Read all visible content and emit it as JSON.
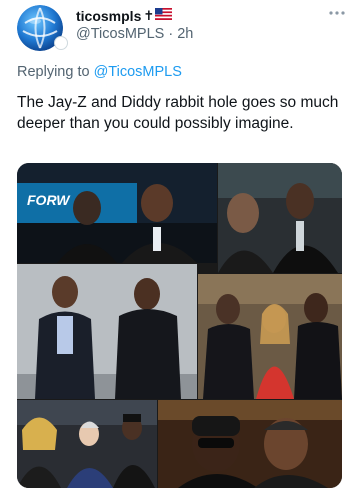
{
  "tweet": {
    "display_name": "ticosmpls",
    "name_symbol": "✝",
    "handle": "@TicosMPLS",
    "separator": "·",
    "time": "2h",
    "more_icon": "more-icon",
    "replying_prefix": "Replying to",
    "replying_to": "@TicosMPLS",
    "text": "The Jay-Z and Diddy rabbit hole goes so much deeper than you could possibly imagine.",
    "media": {
      "photos": [
        {
          "label": "FORW",
          "icon": "photo-stage"
        },
        {
          "icon": "photo-event"
        },
        {
          "icon": "photo-gray-backdrop"
        },
        {
          "icon": "photo-reception"
        },
        {
          "icon": "photo-group"
        },
        {
          "icon": "photo-closeup"
        }
      ]
    },
    "colors": {
      "link": "#1d9bf0",
      "muted": "#536471",
      "text": "#0f1419"
    }
  }
}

Given task: Pull every line containing "icon" from the data.

Output for this exercise:
    "more_icon": "more-icon",
          "icon": "photo-stage"
          "icon": "photo-event"
          "icon": "photo-gray-backdrop"
          "icon": "photo-reception"
          "icon": "photo-group"
          "icon": "photo-closeup"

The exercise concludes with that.